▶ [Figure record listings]
▼

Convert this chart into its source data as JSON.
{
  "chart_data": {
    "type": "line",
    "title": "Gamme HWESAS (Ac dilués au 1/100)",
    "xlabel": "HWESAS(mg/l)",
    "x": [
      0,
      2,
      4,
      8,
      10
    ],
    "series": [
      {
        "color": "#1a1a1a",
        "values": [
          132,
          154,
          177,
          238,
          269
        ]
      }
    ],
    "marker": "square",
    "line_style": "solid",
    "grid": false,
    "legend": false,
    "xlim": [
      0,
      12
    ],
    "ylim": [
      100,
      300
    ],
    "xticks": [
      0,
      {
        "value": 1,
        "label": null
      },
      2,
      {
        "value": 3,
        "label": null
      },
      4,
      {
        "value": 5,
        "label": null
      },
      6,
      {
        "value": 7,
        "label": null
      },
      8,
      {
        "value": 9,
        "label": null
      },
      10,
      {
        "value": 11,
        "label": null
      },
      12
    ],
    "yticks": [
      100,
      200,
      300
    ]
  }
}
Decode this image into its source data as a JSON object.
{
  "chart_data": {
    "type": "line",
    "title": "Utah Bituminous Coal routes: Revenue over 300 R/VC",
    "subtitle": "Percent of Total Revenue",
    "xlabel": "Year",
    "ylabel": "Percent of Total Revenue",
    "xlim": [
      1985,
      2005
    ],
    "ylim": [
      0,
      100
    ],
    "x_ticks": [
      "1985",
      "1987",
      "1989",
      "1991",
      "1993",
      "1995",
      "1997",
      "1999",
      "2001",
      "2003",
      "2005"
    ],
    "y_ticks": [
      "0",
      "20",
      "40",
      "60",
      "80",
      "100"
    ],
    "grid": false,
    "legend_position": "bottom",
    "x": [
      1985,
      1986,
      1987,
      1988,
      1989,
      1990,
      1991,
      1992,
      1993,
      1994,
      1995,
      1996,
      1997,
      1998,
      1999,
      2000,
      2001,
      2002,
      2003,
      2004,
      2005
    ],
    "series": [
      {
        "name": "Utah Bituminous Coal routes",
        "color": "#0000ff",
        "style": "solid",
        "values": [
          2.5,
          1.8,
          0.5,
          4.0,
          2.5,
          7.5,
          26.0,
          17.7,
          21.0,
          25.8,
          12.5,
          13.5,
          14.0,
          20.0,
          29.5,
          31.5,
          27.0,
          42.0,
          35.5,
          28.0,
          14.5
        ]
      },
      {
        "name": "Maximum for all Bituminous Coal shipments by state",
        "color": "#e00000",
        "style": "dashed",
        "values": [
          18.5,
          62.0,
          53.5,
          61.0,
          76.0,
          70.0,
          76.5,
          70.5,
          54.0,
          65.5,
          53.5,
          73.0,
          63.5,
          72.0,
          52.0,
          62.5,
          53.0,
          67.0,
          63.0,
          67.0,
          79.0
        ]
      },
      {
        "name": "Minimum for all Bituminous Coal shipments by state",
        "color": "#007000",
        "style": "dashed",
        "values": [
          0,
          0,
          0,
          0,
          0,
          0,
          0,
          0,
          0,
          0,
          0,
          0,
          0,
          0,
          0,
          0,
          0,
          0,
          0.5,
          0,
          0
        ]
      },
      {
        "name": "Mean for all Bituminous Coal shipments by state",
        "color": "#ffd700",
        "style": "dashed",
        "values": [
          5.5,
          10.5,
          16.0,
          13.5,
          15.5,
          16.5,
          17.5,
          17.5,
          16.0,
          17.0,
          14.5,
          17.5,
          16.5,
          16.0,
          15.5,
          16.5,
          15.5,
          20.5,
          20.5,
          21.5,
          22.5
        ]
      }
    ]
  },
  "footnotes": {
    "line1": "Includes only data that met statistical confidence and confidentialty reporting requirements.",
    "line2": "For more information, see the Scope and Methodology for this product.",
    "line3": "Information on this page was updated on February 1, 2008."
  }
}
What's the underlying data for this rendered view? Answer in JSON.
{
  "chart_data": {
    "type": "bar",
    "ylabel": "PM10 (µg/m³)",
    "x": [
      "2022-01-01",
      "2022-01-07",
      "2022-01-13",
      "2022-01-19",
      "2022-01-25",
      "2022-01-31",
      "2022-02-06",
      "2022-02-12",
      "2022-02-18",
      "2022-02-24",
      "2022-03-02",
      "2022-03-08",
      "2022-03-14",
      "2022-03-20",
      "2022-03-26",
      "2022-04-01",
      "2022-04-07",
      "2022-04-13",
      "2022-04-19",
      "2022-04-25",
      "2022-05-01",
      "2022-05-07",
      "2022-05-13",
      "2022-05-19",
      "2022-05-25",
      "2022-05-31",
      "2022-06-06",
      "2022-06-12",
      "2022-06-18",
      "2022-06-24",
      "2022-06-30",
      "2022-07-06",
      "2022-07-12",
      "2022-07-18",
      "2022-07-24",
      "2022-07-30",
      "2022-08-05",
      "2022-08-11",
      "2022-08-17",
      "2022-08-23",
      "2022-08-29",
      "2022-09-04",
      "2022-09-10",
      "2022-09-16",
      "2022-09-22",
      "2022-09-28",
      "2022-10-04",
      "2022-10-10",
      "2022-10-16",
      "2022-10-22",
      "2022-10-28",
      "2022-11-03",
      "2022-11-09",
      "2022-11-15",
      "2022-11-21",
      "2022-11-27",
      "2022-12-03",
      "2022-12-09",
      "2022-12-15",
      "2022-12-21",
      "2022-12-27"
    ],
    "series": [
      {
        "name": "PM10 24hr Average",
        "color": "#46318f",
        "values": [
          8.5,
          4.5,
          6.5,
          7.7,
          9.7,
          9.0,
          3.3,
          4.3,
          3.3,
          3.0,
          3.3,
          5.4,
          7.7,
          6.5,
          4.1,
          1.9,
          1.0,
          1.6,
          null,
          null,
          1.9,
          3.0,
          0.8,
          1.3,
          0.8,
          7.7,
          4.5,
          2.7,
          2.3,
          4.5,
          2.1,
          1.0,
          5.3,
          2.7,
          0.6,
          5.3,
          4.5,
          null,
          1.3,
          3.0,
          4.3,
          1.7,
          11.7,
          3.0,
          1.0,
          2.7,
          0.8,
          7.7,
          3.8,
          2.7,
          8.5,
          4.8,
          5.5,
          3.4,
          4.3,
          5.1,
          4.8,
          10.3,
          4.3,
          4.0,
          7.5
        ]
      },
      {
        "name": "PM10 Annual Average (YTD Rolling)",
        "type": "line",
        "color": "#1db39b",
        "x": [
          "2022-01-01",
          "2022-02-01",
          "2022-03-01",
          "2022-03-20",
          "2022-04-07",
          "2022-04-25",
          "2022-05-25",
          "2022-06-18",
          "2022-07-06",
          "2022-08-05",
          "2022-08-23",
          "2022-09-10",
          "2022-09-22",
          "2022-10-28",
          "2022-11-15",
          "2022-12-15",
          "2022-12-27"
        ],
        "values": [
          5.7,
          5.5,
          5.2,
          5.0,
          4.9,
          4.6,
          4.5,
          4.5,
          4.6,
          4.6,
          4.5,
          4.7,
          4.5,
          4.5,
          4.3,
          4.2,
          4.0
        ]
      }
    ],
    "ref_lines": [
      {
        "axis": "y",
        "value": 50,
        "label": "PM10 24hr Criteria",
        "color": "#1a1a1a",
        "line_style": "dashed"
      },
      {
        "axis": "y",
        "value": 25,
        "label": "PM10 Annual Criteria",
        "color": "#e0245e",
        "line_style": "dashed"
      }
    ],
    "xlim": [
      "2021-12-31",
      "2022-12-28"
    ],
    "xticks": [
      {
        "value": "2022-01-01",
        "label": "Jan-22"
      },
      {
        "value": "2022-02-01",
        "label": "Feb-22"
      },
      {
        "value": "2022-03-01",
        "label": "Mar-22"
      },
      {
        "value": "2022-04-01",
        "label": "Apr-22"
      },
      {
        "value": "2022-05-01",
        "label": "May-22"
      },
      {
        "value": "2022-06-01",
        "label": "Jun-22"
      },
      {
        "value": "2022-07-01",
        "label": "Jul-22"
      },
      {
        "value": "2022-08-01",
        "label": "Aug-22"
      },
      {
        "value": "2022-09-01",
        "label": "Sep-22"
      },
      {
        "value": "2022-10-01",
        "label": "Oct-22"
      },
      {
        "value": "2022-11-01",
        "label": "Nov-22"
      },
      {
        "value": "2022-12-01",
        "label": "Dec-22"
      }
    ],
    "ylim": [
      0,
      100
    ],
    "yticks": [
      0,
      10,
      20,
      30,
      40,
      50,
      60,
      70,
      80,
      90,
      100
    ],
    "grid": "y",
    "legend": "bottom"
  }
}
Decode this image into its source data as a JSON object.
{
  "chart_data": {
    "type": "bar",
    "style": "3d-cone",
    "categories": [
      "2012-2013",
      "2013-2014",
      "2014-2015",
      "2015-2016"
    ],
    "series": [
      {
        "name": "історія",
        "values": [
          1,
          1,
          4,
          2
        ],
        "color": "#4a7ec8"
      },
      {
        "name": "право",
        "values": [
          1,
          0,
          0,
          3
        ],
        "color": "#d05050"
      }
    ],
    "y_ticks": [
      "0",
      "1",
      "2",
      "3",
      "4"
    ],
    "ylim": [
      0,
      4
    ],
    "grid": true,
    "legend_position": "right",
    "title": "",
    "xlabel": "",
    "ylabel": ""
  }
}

▲

Copy all lines from the data that hold the word "Revenue".

    "title": "Utah Bituminous Coal routes: Revenue over 300 R/VC",
    "subtitle": "Percent of Total Revenue",
    "ylabel": "Percent of Total Revenue",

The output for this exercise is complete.